Recorded information -
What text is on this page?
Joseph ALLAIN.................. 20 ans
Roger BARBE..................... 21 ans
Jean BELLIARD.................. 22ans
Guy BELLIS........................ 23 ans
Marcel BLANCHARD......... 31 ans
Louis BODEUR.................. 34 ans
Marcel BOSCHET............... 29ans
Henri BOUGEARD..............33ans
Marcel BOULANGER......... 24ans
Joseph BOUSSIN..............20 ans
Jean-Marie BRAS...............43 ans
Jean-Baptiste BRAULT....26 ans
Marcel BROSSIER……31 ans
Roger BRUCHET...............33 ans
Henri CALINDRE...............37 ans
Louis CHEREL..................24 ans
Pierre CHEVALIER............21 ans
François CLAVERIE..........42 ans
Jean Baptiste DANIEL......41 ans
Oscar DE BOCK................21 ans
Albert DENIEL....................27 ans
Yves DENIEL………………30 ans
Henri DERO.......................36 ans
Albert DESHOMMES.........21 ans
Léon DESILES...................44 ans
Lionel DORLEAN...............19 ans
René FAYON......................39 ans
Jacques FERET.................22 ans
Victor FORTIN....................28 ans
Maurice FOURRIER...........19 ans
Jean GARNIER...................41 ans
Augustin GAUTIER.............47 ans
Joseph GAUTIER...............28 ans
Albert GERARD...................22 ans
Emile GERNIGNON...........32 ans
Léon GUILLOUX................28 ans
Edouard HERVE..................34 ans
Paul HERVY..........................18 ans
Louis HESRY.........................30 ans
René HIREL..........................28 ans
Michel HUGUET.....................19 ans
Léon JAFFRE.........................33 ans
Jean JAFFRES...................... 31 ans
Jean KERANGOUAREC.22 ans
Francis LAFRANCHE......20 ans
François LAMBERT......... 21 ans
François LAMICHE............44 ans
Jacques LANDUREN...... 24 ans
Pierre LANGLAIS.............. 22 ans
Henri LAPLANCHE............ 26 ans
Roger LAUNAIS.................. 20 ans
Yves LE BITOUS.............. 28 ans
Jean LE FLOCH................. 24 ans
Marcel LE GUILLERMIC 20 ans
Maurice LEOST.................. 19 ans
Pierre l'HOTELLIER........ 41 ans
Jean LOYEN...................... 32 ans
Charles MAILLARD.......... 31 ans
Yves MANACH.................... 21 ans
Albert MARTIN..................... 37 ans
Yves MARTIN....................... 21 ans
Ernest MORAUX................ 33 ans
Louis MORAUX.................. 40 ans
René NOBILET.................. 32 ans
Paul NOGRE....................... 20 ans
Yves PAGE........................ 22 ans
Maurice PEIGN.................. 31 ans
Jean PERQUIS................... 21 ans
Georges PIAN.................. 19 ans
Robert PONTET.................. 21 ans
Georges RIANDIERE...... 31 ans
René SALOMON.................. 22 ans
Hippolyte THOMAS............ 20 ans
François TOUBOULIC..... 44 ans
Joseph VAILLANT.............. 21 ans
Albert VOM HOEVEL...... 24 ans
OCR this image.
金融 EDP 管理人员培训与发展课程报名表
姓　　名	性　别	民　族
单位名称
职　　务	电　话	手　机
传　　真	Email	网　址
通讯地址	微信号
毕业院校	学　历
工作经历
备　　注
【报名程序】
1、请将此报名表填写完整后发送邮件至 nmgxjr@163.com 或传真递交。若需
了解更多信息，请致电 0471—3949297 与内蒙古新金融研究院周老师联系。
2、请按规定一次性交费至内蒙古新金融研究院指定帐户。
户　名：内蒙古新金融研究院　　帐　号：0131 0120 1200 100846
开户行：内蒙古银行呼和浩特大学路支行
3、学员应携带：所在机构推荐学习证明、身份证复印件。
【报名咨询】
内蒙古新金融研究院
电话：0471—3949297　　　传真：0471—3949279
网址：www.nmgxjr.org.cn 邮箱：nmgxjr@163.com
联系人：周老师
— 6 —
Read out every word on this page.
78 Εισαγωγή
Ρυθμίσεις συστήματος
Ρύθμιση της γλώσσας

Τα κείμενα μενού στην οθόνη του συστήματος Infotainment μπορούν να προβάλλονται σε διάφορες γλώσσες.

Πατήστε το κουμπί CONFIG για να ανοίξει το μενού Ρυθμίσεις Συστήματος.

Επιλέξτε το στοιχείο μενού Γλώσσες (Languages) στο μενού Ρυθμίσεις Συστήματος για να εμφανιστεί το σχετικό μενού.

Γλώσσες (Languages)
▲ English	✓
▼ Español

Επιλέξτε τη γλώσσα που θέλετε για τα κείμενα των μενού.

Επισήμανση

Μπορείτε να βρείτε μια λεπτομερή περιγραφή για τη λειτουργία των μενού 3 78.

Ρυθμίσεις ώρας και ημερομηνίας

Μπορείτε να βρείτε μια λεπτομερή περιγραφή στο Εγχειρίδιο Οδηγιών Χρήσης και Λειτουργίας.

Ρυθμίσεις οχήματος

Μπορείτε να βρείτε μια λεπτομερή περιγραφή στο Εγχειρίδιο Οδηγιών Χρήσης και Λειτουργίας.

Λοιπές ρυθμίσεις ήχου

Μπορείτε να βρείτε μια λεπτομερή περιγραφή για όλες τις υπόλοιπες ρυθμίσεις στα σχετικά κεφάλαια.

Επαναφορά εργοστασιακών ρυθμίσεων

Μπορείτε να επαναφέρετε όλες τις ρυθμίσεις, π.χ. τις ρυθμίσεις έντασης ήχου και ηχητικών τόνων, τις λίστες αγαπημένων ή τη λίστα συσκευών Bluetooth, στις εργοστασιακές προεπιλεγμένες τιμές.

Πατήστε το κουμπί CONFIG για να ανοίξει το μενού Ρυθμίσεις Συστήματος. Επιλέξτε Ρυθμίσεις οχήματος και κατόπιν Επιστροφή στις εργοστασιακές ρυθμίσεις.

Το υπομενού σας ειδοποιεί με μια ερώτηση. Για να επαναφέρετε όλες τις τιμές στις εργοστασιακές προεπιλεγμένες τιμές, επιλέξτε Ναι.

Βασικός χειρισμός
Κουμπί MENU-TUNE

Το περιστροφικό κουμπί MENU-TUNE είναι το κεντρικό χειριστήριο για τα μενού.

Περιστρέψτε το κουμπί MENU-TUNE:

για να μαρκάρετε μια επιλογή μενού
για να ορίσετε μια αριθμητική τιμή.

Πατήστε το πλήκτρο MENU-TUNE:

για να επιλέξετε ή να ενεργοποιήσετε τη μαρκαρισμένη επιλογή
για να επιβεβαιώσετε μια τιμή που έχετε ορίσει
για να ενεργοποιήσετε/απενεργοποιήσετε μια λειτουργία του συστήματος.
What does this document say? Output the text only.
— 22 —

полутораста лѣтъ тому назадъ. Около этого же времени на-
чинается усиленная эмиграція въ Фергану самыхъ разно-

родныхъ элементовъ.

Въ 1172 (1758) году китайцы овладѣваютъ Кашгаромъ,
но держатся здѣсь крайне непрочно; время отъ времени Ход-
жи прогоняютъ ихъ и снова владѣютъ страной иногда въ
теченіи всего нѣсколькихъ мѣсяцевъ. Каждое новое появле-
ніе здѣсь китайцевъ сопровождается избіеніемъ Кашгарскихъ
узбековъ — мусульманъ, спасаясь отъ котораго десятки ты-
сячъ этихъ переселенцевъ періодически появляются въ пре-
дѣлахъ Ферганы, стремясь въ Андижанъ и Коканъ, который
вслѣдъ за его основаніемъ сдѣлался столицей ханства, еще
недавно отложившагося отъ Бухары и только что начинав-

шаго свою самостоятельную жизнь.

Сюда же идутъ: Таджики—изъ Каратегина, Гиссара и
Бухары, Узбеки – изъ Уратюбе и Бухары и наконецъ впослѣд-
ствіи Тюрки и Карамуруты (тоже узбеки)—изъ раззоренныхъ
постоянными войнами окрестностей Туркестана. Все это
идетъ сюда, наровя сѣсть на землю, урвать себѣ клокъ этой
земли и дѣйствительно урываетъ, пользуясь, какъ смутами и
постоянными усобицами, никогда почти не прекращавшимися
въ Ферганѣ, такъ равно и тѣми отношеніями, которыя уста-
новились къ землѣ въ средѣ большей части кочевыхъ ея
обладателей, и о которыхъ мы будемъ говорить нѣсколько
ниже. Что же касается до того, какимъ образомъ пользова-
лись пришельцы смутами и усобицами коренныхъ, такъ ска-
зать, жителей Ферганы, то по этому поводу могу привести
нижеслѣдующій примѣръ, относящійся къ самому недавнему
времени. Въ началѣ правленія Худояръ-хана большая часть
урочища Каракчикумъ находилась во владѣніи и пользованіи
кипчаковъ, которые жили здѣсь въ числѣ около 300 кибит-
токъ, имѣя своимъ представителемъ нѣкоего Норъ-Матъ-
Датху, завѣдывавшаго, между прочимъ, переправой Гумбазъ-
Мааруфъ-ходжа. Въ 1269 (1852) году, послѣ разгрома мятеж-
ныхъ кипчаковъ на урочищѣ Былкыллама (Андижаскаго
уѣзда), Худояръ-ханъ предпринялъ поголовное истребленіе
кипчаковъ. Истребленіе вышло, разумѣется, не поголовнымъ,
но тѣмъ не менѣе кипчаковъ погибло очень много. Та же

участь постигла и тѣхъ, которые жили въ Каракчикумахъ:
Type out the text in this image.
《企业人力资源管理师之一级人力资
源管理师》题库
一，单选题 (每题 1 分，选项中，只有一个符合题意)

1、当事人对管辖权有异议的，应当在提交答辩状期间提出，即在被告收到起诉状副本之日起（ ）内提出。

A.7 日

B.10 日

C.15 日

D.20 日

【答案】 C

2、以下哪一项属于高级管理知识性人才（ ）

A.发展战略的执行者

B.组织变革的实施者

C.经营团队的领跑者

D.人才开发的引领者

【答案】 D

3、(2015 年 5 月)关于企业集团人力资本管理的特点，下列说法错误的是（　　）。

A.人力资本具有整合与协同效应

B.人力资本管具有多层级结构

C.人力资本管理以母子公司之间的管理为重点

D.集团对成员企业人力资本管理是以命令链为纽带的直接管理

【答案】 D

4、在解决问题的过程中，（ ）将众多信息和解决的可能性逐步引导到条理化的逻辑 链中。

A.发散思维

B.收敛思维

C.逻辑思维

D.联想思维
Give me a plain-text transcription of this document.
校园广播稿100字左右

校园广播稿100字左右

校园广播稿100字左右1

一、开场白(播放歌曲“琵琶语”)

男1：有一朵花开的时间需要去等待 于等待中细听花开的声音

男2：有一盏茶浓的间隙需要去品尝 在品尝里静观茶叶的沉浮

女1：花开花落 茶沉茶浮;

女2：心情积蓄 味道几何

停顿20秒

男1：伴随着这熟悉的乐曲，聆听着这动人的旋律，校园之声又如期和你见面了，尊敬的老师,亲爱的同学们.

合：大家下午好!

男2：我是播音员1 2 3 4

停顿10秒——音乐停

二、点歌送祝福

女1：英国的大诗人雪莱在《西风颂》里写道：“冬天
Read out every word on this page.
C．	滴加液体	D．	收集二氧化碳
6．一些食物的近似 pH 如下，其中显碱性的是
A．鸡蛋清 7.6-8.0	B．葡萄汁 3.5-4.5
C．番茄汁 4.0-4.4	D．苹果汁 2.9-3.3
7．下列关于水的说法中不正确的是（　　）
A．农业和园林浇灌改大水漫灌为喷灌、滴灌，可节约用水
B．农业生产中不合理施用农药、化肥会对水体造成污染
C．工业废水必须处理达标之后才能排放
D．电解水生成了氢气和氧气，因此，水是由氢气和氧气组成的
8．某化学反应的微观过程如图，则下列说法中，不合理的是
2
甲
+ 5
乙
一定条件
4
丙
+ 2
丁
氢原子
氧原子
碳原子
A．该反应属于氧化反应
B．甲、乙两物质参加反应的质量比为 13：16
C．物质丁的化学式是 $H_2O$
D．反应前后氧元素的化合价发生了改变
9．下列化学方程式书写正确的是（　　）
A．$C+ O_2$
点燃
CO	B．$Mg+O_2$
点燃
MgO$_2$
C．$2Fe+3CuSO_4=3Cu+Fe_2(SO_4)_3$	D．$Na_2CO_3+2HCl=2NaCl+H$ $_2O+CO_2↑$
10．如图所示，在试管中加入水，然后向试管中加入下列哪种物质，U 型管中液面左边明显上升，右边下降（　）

Aim - Repeat the line containing "Type out the text in this image." and all subsequent lines through the final line of the data, exactly and with no others.

Final result -
Type out the text in this image.
《企业人力资源管理师之一级人力资
源管理师》题库
一，单选题 (每题 1 分，选项中，只有一个符合题意)

1、当事人对管辖权有异议的，应当在提交答辩状期间提出，即在被告收到起诉状副本之日起（ ）内提出。

A.7 日

B.10 日

C.15 日

D.20 日

【答案】 C

2、以下哪一项属于高级管理知识性人才（ ）

A.发展战略的执行者

B.组织变革的实施者

C.经营团队的领跑者

D.人才开发的引领者

【答案】 D

3、(2015 年 5 月)关于企业集团人力资本管理的特点，下列说法错误的是（　　）。

A.人力资本具有整合与协同效应

B.人力资本管具有多层级结构

C.人力资本管理以母子公司之间的管理为重点

D.集团对成员企业人力资本管理是以命令链为纽带的直接管理

【答案】 D

4、在解决问题的过程中，（ ）将众多信息和解决的可能性逐步引导到条理化的逻辑 链中。

A.发散思维

B.收敛思维

C.逻辑思维

D.联想思维
Give me a plain-text transcription of this document.
校园广播稿100字左右

校园广播稿100字左右

校园广播稿100字左右1

一、开场白(播放歌曲“琵琶语”)

男1：有一朵花开的时间需要去等待 于等待中细听花开的声音

男2：有一盏茶浓的间隙需要去品尝 在品尝里静观茶叶的沉浮

女1：花开花落 茶沉茶浮;

女2：心情积蓄 味道几何

停顿20秒

男1：伴随着这熟悉的乐曲，聆听着这动人的旋律，校园之声又如期和你见面了，尊敬的老师,亲爱的同学们.

合：大家下午好!

男2：我是播音员1 2 3 4

停顿10秒——音乐停

二、点歌送祝福

女1：英国的大诗人雪莱在《西风颂》里写道：“冬天
Read out every word on this page.
C．	滴加液体	D．	收集二氧化碳
6．一些食物的近似 pH 如下，其中显碱性的是
A．鸡蛋清 7.6-8.0	B．葡萄汁 3.5-4.5
C．番茄汁 4.0-4.4	D．苹果汁 2.9-3.3
7．下列关于水的说法中不正确的是（　　）
A．农业和园林浇灌改大水漫灌为喷灌、滴灌，可节约用水
B．农业生产中不合理施用农药、化肥会对水体造成污染
C．工业废水必须处理达标之后才能排放
D．电解水生成了氢气和氧气，因此，水是由氢气和氧气组成的
8．某化学反应的微观过程如图，则下列说法中，不合理的是
2
甲
+ 5
乙
一定条件
4
丙
+ 2
丁
氢原子
氧原子
碳原子
A．该反应属于氧化反应
B．甲、乙两物质参加反应的质量比为 13：16
C．物质丁的化学式是 $H_2O$
D．反应前后氧元素的化合价发生了改变
9．下列化学方程式书写正确的是（　　）
A．$C+ O_2$
点燃
CO	B．$Mg+O_2$
点燃
MgO$_2$
C．$2Fe+3CuSO_4=3Cu+Fe_2(SO_4)_3$	D．$Na_2CO_3+2HCl=2NaCl+H$ $_2O+CO_2↑$
10．如图所示，在试管中加入水，然后向试管中加入下列哪种物质，U 型管中液面左边明显上升，右边下降（　）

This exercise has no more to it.